'''
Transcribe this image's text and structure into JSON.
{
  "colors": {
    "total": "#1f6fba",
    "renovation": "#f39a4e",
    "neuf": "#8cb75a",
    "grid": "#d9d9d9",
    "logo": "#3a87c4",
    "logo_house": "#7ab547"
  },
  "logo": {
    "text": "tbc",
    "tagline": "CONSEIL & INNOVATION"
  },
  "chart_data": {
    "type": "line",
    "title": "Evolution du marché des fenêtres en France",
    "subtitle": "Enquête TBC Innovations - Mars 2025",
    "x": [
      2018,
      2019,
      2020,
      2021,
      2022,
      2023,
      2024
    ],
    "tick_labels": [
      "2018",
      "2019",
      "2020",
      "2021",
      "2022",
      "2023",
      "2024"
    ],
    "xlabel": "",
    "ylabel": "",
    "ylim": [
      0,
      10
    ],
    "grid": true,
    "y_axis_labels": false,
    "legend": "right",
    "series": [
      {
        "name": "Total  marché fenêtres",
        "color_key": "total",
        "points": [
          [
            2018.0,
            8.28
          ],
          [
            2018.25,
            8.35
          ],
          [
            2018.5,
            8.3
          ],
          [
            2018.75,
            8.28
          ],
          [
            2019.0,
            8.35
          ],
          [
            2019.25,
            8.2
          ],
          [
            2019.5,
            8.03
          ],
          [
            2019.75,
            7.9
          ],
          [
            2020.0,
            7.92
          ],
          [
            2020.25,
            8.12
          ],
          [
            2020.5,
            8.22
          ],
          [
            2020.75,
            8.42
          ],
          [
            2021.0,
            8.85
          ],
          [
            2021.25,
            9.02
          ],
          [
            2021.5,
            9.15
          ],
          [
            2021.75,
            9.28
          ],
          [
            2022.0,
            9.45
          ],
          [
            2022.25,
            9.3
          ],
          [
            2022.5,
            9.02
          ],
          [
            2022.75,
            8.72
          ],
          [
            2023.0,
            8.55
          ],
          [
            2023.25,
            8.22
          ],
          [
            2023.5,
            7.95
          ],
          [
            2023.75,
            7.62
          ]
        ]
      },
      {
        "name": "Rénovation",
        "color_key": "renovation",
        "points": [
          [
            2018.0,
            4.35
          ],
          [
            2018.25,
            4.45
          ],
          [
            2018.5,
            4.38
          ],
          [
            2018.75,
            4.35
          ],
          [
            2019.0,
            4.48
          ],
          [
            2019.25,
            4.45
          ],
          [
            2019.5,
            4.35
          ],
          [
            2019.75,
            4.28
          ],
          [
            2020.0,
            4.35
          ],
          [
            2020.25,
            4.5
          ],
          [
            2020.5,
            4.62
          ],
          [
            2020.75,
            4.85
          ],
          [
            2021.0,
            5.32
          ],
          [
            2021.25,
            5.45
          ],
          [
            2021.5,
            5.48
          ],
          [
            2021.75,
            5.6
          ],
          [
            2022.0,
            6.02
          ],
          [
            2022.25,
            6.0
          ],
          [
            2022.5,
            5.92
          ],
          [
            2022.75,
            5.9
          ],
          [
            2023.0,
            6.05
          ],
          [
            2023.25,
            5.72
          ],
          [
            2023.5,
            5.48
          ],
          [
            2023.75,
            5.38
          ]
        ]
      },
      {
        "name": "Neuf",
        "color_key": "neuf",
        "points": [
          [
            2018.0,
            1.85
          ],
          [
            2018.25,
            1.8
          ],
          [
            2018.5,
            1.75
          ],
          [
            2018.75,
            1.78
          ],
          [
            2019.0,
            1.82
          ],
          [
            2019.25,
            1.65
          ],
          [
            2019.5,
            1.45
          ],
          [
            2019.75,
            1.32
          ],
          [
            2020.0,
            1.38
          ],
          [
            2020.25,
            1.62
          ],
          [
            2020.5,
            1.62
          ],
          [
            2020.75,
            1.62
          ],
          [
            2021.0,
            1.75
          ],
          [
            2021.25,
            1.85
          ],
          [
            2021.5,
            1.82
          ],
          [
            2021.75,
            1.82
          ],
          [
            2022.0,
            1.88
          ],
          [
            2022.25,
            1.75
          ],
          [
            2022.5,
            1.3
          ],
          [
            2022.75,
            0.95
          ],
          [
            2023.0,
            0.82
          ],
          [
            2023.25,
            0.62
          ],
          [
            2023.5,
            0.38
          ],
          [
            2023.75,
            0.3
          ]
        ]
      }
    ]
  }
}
'''
## Task goal
Write out the entries above once more, without altering anything.

## Exercise response
Transcribe this image's text and structure into JSON.
{
  "colors": {
    "total": "#1f6fba",
    "renovation": "#f39a4e",
    "neuf": "#8cb75a",
    "grid": "#d9d9d9",
    "logo": "#3a87c4",
    "logo_house": "#7ab547"
  },
  "logo": {
    "text": "tbc",
    "tagline": "CONSEIL & INNOVATION"
  },
  "chart_data": {
    "type": "line",
    "title": "Evolution du marché des fenêtres en France",
    "subtitle": "Enquête TBC Innovations - Mars 2025",
    "x": [
      2018,
      2019,
      2020,
      2021,
      2022,
      2023,
      2024
    ],
    "tick_labels": [
      "2018",
      "2019",
      "2020",
      "2021",
      "2022",
      "2023",
      "2024"
    ],
    "xlabel": "",
    "ylabel": "",
    "ylim": [
      0,
      10
    ],
    "grid": true,
    "y_axis_labels": false,
    "legend": "right",
    "series": [
      {
        "name": "Total  marché fenêtres",
        "color_key": "total",
        "points": [
          [
            2018.0,
            8.28
          ],
          [
            2018.25,
            8.35
          ],
          [
            2018.5,
            8.3
          ],
          [
            2018.75,
            8.28
          ],
          [
            2019.0,
            8.35
          ],
          [
            2019.25,
            8.2
          ],
          [
            2019.5,
            8.03
          ],
          [
            2019.75,
            7.9
          ],
          [
            2020.0,
            7.92
          ],
          [
            2020.25,
            8.12
          ],
          [
            2020.5,
            8.22
          ],
          [
            2020.75,
            8.42
          ],
          [
            2021.0,
            8.85
          ],
          [
            2021.25,
            9.02
          ],
          [
            2021.5,
            9.15
          ],
          [
            2021.75,
            9.28
          ],
          [
            2022.0,
            9.45
          ],
          [
            2022.25,
            9.3
          ],
          [
            2022.5,
            9.02
          ],
          [
            2022.75,
            8.72
          ],
          [
            2023.0,
            8.55
          ],
          [
            2023.25,
            8.22
          ],
          [
            2023.5,
            7.95
          ],
          [
            2023.75,
            7.62
          ]
        ]
      },
      {
        "name": "Rénovation",
        "color_key": "renovation",
        "points": [
          [
            2018.0,
            4.35
          ],
          [
            2018.25,
            4.45
          ],
          [
            2018.5,
            4.38
          ],
          [
            2018.75,
            4.35
          ],
          [
            2019.0,
            4.48
          ],
          [
            2019.25,
            4.45
          ],
          [
            2019.5,
            4.35
          ],
          [
            2019.75,
            4.28
          ],
          [
            2020.0,
            4.35
          ],
          [
            2020.25,
            4.5
          ],
          [
            2020.5,
            4.62
          ],
          [
            2020.75,
            4.85
          ],
          [
            2021.0,
            5.32
          ],
          [
            2021.25,
            5.45
          ],
          [
            2021.5,
            5.48
          ],
          [
            2021.75,
            5.6
          ],
          [
            2022.0,
            6.02
          ],
          [
            2022.25,
            6.0
          ],
          [
            2022.5,
            5.92
          ],
          [
            2022.75,
            5.9
          ],
          [
            2023.0,
            6.05
          ],
          [
            2023.25,
            5.72
          ],
          [
            2023.5,
            5.48
          ],
          [
            2023.75,
            5.38
          ]
        ]
      },
      {
        "name": "Neuf",
        "color_key": "neuf",
        "points": [
          [
            2018.0,
            1.85
          ],
          [
            2018.25,
            1.8
          ],
          [
            2018.5,
            1.75
          ],
          [
            2018.75,
            1.78
          ],
          [
            2019.0,
            1.82
          ],
          [
            2019.25,
            1.65
          ],
          [
            2019.5,
            1.45
          ],
          [
            2019.75,
            1.32
          ],
          [
            2020.0,
            1.38
          ],
          [
            2020.25,
            1.62
          ],
          [
            2020.5,
            1.62
          ],
          [
            2020.75,
            1.62
          ],
          [
            2021.0,
            1.75
          ],
          [
            2021.25,
            1.85
          ],
          [
            2021.5,
            1.82
          ],
          [
            2021.75,
            1.82
          ],
          [
            2022.0,
            1.88
          ],
          [
            2022.25,
            1.75
          ],
          [
            2022.5,
            1.3
          ],
          [
            2022.75,
            0.95
          ],
          [
            2023.0,
            0.82
          ],
          [
            2023.25,
            0.62
          ],
          [
            2023.5,
            0.38
          ],
          [
            2023.75,
            0.3
          ]
        ]
      }
    ]
  }
}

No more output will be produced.